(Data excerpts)

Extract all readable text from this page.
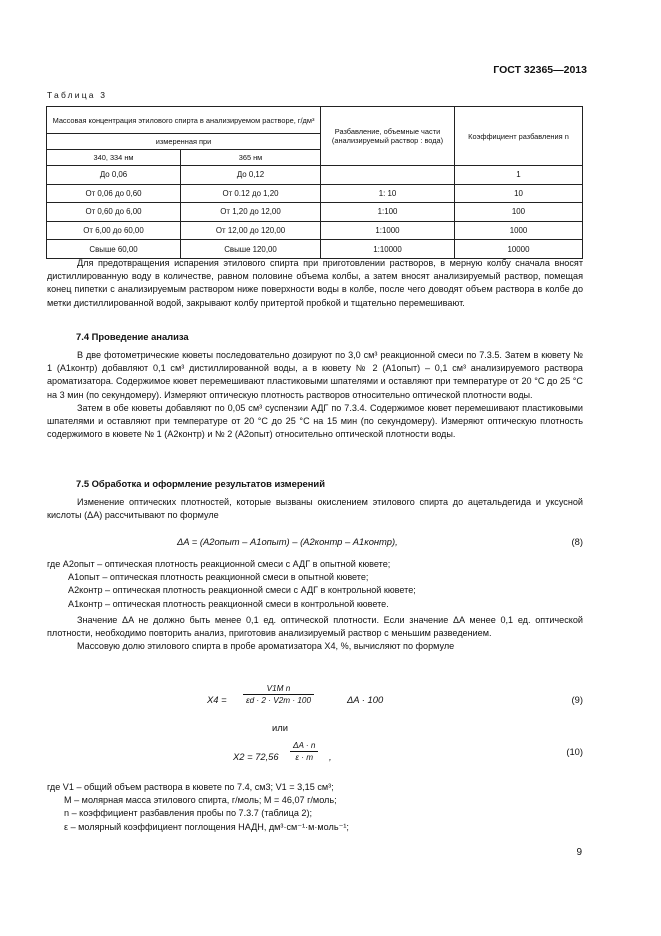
ГОСТ 32365—2013
Таблица 3
Массовая концентрация этилового спирта в анализируемом растворе, г/дм³		Разбавление, объемные части (анализируемый раствор : вода)	Коэффициент разбавления n
измеренная при			
340, 334 нм	365 нм		
До 0,06	До 0,12		1
От 0,06 до 0,60	От 0.12 до 1,20	1: 10	10
От 0,60 до 6,00	От 1,20 до 12,00	1:100	100
От 6,00 до 60,00	От 12,00 до 120,00	1:1000	1000
Свыше 60,00	Свыше 120,00	1:10000	10000

Для предотвращения испарения этилового спирта при приготовлении растворов, в мерную колбу сначала вносят дистиллированную воду в количестве, равном половине объема колбы, а затем вносят анализируемый раствор, помещая конец пипетки с анализируемым раствором ниже поверхности воды в колбе, после чего доводят объем раствора в колбе до метки дистиллированной водой, закрывают колбу притертой пробкой и тщательно перемешивают.

7.4 Проведение анализа

В две фотометрические кюветы последовательно дозируют по 3,0 см³ реакционной смеси по 7.3.5. Затем в кювету № 1 (A1контр) добавляют 0,1 см³ дистиллированной воды, а в кювету № 2 (A1опыт) – 0,1 см³ анализируемого раствора ароматизатора. Содержимое кювет перемешивают пластиковыми шпателями и оставляют при температуре от 20 °С до 25 °С на 3 мин (по секундомеру). Измеряют оптическую плотность растворов относительно оптической плотности воды.

Затем в обе кюветы добавляют по 0,05 см³ суспензии АДГ по 7.3.4. Содержимое кювет перемешивают пластиковыми шпателями и оставляют при температуре от 20 °С до 25 °С на 15 мин (по секундомеру). Измеряют оптическую плотность содержимого в кювете № 1 (A2контр) и № 2 (A2опыт) относительно оптической плотности воды.

7.5 Обработка и оформление результатов измерений

Изменение оптических плотностей, которые вызваны окислением этилового спирта до ацетальдегида и уксусной кислоты (ΔA) рассчитывают по формуле

ΔA = (A2опыт – A1опыт) – (A2контр – A1контр),	(8)

где A2опыт – оптическая плотность реакционной смеси с АДГ в опытной кювете;

A1опыт – оптическая плотность реакционной смеси в опытной кювете;

A2контр – оптическая плотность реакционной смеси с АДГ в контрольной кювете;

A1контр – оптическая плотность реакционной смеси в контрольной кювете.

Значение ΔA не должно быть менее 0,1 ед. оптической плотности. Если значение ΔA менее 0,1 ед. оптической плотности, необходимо повторить анализ, приготовив анализируемый раствор с меньшим разведением.

Массовую долю этилового спирта в пробе ароматизатора X4, %, вычисляют по формуле

$X4 = \frac{\text{V1M n}}{\varepsilon d \cdot 2 \cdot V2m \cdot 100}$	ΔA · 100	(9)
или
$X2 = 72,56 \frac{\Delta A \cdot n}{\varepsilon \cdot m}$ ,	(10)

где V1 – общий объем раствора в кювете по 7.4, см3; V1 = 3,15 см³;

M – молярная масса этилового спирта, г/моль; M = 46,07 г/моль;

n – коэффициент разбавления пробы по 7.3.7 (таблица 2);

ε – молярный коэффициент поглощения НАДН, дм³·см⁻¹·м·моль⁻¹;

9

### Given exercise
Set down the lines of the records above exactly, apart from the pictures.

### Response to the exercise
Extract all readable text from this page.
ГОСТ 32365—2013
Таблица 3
Массовая концентрация этилового спирта в анализируемом растворе, г/дм³		Разбавление, объемные части (анализируемый раствор : вода)	Коэффициент разбавления n
измеренная при			
340, 334 нм	365 нм		
До 0,06	До 0,12		1
От 0,06 до 0,60	От 0.12 до 1,20	1: 10	10
От 0,60 до 6,00	От 1,20 до 12,00	1:100	100
От 6,00 до 60,00	От 12,00 до 120,00	1:1000	1000
Свыше 60,00	Свыше 120,00	1:10000	10000

Для предотвращения испарения этилового спирта при приготовлении растворов, в мерную колбу сначала вносят дистиллированную воду в количестве, равном половине объема колбы, а затем вносят анализируемый раствор, помещая конец пипетки с анализируемым раствором ниже поверхности воды в колбе, после чего доводят объем раствора в колбе до метки дистиллированной водой, закрывают колбу притертой пробкой и тщательно перемешивают.

7.4 Проведение анализа

В две фотометрические кюветы последовательно дозируют по 3,0 см³ реакционной смеси по 7.3.5. Затем в кювету № 1 (A1контр) добавляют 0,1 см³ дистиллированной воды, а в кювету № 2 (A1опыт) – 0,1 см³ анализируемого раствора ароматизатора. Содержимое кювет перемешивают пластиковыми шпателями и оставляют при температуре от 20 °С до 25 °С на 3 мин (по секундомеру). Измеряют оптическую плотность растворов относительно оптической плотности воды.

Затем в обе кюветы добавляют по 0,05 см³ суспензии АДГ по 7.3.4. Содержимое кювет перемешивают пластиковыми шпателями и оставляют при температуре от 20 °С до 25 °С на 15 мин (по секундомеру). Измеряют оптическую плотность содержимого в кювете № 1 (A2контр) и № 2 (A2опыт) относительно оптической плотности воды.

7.5 Обработка и оформление результатов измерений

Изменение оптических плотностей, которые вызваны окислением этилового спирта до ацетальдегида и уксусной кислоты (ΔA) рассчитывают по формуле

ΔA = (A2опыт – A1опыт) – (A2контр – A1контр),	(8)

где A2опыт – оптическая плотность реакционной смеси с АДГ в опытной кювете;

A1опыт – оптическая плотность реакционной смеси в опытной кювете;

A2контр – оптическая плотность реакционной смеси с АДГ в контрольной кювете;

A1контр – оптическая плотность реакционной смеси в контрольной кювете.

Значение ΔA не должно быть менее 0,1 ед. оптической плотности. Если значение ΔA менее 0,1 ед. оптической плотности, необходимо повторить анализ, приготовив анализируемый раствор с меньшим разведением.

Массовую долю этилового спирта в пробе ароматизатора X4, %, вычисляют по формуле

$X4 = \frac{\text{V1M n}}{\varepsilon d \cdot 2 \cdot V2m \cdot 100}$	ΔA · 100	(9)
или
$X2 = 72,56 \frac{\Delta A \cdot n}{\varepsilon \cdot m}$ ,	(10)

где V1 – общий объем раствора в кювете по 7.4, см3; V1 = 3,15 см³;

M – молярная масса этилового спирта, г/моль; M = 46,07 г/моль;

n – коэффициент разбавления пробы по 7.3.7 (таблица 2);

ε – молярный коэффициент поглощения НАДН, дм³·см⁻¹·м·моль⁻¹;

9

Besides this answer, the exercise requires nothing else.